* **Task objective**:
Search the data below for the word "JSON" and report how many lines contain it, with no added words.

*** Opening Provided data ***

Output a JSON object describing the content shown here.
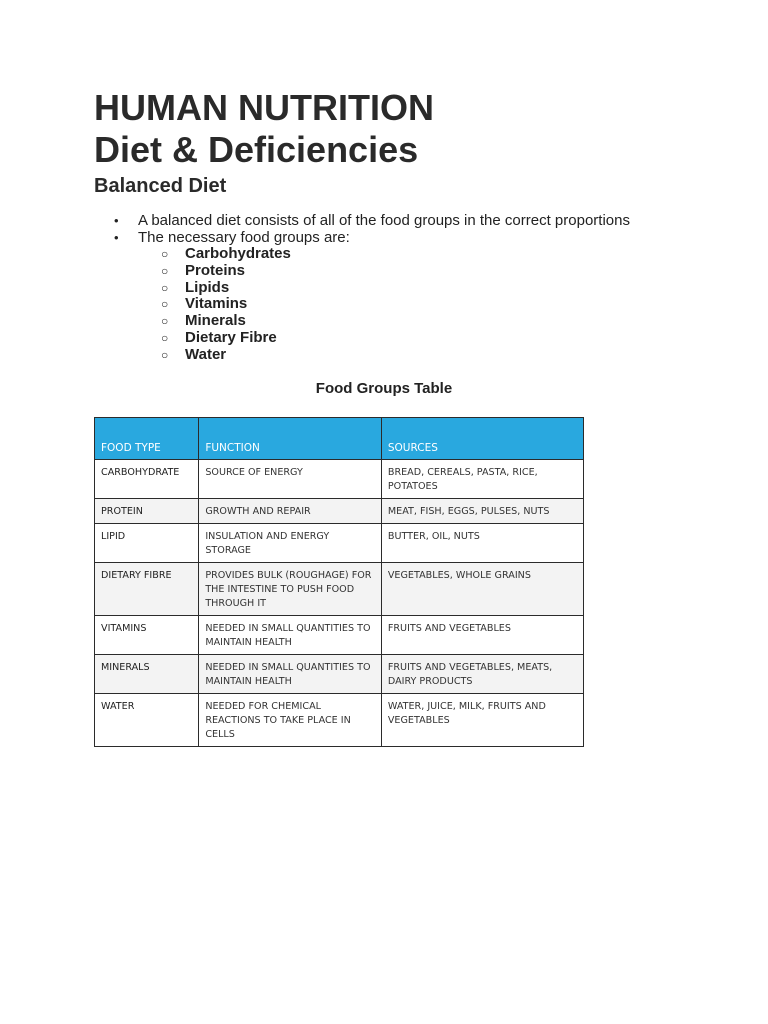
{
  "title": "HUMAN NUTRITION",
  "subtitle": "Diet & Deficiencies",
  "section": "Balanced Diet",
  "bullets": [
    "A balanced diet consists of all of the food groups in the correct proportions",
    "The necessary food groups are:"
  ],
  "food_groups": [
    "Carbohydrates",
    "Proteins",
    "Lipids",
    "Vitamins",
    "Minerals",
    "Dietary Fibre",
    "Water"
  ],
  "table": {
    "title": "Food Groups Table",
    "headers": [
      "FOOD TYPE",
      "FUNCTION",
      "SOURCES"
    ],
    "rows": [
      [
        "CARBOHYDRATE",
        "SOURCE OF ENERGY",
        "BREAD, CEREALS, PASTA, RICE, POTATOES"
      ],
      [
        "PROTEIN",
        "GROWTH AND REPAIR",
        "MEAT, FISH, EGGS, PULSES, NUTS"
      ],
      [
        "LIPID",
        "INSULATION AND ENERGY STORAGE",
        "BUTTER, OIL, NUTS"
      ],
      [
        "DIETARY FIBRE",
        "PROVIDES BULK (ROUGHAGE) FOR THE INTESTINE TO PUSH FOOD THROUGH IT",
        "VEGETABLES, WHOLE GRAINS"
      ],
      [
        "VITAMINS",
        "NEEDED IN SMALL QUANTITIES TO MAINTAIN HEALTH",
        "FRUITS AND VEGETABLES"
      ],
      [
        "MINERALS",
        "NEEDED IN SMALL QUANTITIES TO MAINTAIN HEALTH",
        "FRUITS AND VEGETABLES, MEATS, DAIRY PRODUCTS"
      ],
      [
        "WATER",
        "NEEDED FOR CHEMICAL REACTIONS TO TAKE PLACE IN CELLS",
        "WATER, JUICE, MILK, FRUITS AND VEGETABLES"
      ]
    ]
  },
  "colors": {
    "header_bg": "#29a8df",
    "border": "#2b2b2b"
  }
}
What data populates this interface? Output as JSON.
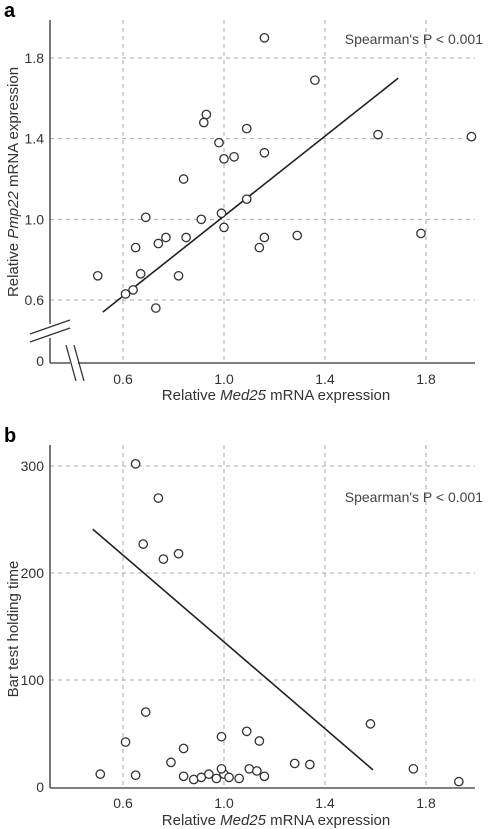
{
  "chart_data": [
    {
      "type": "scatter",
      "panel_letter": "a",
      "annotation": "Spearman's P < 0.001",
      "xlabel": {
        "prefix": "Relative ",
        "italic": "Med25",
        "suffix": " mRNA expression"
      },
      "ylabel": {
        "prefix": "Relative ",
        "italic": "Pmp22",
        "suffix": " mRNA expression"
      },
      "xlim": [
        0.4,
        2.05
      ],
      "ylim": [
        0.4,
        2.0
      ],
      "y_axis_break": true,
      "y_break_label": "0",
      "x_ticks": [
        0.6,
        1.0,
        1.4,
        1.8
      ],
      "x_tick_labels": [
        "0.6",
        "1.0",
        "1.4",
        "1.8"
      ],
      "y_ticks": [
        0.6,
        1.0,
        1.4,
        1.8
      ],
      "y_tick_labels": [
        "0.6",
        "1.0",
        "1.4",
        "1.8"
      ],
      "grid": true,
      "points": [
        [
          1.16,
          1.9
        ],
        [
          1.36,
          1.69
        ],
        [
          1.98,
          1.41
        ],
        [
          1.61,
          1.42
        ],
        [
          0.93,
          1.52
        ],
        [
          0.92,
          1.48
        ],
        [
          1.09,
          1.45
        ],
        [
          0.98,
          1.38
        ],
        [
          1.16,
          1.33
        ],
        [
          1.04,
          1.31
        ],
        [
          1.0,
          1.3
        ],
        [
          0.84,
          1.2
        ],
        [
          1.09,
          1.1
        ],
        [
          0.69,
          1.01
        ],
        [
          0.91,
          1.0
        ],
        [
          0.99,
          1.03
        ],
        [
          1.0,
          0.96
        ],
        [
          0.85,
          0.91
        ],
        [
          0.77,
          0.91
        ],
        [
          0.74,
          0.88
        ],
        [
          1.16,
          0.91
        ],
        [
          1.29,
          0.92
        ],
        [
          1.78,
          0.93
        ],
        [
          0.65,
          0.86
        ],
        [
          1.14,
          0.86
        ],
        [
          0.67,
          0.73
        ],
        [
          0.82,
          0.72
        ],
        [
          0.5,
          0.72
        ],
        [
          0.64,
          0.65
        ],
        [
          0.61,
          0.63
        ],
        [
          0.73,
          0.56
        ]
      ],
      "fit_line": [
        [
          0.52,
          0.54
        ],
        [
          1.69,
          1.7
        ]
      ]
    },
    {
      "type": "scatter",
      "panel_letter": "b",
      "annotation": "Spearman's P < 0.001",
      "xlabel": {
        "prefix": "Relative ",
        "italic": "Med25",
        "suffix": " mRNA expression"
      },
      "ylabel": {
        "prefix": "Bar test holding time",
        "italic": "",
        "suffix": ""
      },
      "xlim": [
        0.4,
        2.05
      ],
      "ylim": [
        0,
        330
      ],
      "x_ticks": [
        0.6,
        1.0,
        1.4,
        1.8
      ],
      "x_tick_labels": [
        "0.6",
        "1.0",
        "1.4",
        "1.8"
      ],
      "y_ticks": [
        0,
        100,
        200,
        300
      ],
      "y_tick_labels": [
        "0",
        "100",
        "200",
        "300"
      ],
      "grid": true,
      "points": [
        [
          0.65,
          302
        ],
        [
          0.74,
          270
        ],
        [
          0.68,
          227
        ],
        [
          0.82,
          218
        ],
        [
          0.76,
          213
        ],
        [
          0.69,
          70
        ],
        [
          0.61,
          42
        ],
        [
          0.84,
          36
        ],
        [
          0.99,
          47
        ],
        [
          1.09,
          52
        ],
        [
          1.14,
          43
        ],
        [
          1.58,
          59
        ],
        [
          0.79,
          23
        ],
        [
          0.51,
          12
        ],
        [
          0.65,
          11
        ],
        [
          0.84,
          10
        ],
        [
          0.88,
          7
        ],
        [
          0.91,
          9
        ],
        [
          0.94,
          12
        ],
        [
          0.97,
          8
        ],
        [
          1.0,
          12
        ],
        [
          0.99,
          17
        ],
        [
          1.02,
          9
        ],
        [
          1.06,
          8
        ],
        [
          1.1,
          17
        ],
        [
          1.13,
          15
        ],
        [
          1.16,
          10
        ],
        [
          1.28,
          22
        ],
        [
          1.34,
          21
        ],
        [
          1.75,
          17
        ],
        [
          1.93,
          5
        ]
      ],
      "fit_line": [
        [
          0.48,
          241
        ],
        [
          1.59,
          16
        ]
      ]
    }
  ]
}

*** Closing Provided data ***
*** Opening Provided data ***

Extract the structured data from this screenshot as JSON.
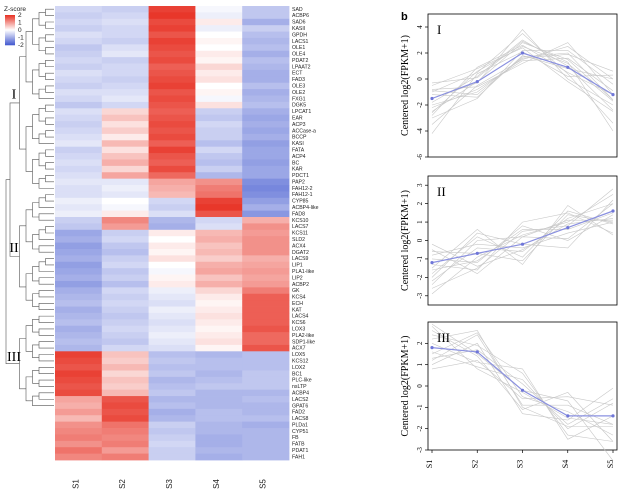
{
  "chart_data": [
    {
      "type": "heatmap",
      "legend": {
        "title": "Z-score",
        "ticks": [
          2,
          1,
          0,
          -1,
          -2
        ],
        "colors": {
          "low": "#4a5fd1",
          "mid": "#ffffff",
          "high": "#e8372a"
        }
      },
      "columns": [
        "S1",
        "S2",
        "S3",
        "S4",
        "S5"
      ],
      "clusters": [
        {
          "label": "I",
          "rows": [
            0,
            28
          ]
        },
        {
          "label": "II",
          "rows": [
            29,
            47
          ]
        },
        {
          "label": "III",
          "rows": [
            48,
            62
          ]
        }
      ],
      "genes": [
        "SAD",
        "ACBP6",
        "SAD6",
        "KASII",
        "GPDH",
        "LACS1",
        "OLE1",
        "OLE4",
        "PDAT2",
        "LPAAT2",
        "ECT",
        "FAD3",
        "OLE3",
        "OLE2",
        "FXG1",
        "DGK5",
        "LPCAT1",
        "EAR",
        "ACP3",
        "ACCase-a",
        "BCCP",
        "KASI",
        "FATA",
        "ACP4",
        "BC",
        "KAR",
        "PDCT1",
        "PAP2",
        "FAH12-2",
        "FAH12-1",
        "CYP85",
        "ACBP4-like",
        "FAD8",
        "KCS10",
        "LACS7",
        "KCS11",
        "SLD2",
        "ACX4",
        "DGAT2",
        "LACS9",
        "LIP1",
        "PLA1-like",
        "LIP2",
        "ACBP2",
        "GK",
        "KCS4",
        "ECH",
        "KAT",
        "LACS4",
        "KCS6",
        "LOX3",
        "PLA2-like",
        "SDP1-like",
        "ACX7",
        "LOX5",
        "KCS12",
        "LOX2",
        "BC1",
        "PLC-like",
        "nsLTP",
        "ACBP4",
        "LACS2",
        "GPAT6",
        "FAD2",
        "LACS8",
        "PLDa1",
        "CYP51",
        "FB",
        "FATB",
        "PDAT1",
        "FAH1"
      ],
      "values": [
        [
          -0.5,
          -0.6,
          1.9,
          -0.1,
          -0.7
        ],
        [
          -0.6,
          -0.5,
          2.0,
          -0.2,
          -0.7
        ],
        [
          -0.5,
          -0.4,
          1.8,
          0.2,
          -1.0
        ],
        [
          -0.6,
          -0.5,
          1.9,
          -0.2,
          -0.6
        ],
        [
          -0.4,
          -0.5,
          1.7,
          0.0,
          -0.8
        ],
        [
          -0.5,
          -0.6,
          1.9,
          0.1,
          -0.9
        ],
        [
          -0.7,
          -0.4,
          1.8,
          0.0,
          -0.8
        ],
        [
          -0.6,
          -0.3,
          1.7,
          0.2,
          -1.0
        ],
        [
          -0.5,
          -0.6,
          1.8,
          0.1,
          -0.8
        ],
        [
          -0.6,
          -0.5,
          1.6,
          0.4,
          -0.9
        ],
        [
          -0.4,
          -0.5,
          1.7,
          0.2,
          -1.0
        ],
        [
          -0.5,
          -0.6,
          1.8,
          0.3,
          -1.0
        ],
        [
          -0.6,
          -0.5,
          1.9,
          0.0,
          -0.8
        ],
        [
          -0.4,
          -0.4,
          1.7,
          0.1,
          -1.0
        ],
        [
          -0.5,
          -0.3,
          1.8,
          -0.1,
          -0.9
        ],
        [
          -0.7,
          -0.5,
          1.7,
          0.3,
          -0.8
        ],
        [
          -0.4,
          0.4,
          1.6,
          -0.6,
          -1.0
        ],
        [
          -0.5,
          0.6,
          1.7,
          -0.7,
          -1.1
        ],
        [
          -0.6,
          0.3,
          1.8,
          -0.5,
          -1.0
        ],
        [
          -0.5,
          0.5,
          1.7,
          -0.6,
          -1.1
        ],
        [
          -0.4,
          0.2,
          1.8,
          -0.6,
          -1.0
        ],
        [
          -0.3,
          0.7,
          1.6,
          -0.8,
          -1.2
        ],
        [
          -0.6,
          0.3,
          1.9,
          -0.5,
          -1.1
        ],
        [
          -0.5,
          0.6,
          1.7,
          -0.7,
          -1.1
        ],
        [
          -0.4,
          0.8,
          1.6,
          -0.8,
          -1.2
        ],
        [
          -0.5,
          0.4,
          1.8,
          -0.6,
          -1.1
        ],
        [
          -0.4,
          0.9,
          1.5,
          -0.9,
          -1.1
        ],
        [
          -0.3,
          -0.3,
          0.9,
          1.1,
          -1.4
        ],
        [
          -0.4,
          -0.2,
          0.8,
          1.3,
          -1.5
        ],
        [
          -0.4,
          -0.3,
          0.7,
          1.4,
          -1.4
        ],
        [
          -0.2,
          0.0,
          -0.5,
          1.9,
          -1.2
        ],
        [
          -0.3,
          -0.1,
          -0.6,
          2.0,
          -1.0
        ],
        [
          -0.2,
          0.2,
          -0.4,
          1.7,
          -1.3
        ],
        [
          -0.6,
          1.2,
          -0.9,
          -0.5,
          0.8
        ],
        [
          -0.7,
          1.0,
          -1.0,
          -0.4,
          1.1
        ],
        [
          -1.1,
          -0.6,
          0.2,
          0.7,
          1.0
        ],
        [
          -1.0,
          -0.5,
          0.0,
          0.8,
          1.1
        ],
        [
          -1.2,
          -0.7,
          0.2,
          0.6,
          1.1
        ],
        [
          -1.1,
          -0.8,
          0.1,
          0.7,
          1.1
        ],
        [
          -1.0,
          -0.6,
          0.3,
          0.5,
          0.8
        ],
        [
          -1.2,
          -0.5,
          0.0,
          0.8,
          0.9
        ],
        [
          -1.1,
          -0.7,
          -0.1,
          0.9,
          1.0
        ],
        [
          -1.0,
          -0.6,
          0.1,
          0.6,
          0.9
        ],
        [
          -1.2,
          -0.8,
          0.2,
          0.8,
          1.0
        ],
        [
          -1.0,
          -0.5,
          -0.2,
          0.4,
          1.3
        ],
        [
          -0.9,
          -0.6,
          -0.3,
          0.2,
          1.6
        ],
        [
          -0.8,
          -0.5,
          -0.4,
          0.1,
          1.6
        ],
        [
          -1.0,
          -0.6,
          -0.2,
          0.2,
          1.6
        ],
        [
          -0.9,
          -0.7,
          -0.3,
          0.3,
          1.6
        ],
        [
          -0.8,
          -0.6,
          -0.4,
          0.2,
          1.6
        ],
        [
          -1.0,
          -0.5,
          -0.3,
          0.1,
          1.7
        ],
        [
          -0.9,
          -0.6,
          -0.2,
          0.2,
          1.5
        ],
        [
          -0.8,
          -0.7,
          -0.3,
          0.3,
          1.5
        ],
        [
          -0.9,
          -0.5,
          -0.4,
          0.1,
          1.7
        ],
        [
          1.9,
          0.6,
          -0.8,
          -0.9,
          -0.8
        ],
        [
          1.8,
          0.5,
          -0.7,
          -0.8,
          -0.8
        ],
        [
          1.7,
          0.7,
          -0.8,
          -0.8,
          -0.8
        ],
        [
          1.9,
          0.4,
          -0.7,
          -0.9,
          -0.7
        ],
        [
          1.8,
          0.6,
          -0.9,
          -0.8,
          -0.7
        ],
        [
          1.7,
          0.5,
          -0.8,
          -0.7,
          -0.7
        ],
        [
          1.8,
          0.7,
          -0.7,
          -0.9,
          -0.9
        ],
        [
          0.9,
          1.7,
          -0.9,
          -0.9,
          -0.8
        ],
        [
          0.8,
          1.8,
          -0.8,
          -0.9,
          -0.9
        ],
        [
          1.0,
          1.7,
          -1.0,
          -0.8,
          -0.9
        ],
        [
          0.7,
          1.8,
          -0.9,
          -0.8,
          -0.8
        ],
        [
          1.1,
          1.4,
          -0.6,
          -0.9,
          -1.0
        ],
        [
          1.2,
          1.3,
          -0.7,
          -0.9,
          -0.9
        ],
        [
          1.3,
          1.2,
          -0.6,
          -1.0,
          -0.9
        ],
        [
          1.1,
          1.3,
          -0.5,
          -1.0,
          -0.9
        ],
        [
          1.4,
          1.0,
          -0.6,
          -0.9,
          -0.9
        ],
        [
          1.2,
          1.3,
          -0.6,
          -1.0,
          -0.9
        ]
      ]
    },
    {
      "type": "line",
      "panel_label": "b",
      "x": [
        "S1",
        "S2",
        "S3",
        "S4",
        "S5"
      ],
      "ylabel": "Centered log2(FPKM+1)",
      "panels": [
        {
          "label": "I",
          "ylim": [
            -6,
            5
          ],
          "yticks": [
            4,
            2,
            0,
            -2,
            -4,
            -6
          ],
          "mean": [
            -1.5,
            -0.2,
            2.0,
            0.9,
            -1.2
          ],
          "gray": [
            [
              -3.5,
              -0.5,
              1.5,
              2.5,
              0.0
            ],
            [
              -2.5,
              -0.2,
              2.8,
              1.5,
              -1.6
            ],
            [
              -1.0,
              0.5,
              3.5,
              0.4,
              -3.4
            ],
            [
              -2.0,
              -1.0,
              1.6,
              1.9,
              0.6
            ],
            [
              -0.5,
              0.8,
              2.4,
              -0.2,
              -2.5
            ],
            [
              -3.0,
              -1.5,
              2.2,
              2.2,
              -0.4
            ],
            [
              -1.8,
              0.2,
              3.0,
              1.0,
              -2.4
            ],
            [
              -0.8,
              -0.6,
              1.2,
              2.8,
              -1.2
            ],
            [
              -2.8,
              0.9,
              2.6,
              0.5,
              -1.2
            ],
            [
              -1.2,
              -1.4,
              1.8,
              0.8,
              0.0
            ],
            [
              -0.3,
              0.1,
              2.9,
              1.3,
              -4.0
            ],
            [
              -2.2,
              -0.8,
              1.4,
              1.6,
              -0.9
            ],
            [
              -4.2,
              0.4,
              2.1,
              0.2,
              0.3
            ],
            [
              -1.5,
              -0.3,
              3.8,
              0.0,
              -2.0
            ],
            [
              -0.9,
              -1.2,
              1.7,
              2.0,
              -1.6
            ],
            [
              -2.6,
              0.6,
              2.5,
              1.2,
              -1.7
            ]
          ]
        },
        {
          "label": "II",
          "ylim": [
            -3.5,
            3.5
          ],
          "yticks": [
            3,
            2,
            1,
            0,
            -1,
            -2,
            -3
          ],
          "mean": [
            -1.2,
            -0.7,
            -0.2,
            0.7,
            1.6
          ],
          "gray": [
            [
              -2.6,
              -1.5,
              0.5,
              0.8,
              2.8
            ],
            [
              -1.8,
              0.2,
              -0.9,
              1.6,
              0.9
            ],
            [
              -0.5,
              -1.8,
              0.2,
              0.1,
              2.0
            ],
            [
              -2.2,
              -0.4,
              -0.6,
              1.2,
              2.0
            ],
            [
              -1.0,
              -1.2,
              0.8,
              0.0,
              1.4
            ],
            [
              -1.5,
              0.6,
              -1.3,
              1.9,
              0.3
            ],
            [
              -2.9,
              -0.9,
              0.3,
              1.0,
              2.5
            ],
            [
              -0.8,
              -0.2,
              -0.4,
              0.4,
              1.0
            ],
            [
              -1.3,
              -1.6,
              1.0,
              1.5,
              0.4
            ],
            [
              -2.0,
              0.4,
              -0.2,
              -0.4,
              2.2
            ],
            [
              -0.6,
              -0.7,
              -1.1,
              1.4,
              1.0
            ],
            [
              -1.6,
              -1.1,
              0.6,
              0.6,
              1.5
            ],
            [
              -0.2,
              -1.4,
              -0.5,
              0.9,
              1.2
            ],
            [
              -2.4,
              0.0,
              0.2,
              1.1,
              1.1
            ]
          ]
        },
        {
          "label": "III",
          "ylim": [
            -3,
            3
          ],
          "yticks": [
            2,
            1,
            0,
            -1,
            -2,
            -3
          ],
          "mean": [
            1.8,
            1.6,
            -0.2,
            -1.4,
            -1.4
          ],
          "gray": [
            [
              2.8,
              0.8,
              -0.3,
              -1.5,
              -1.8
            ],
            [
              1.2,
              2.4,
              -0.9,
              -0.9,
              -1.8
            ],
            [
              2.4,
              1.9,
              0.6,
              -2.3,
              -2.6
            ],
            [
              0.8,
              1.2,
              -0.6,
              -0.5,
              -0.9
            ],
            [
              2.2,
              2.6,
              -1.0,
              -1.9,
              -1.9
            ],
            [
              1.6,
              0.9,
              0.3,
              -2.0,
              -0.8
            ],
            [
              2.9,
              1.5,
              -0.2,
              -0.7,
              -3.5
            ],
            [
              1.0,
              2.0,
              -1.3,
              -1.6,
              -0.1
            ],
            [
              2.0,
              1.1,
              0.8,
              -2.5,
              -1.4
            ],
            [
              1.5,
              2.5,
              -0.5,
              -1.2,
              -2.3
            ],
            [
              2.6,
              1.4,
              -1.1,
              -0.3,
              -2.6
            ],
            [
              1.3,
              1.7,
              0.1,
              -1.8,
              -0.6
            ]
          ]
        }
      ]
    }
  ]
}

*** Closing Provided data ***

* **Result of this task**:
3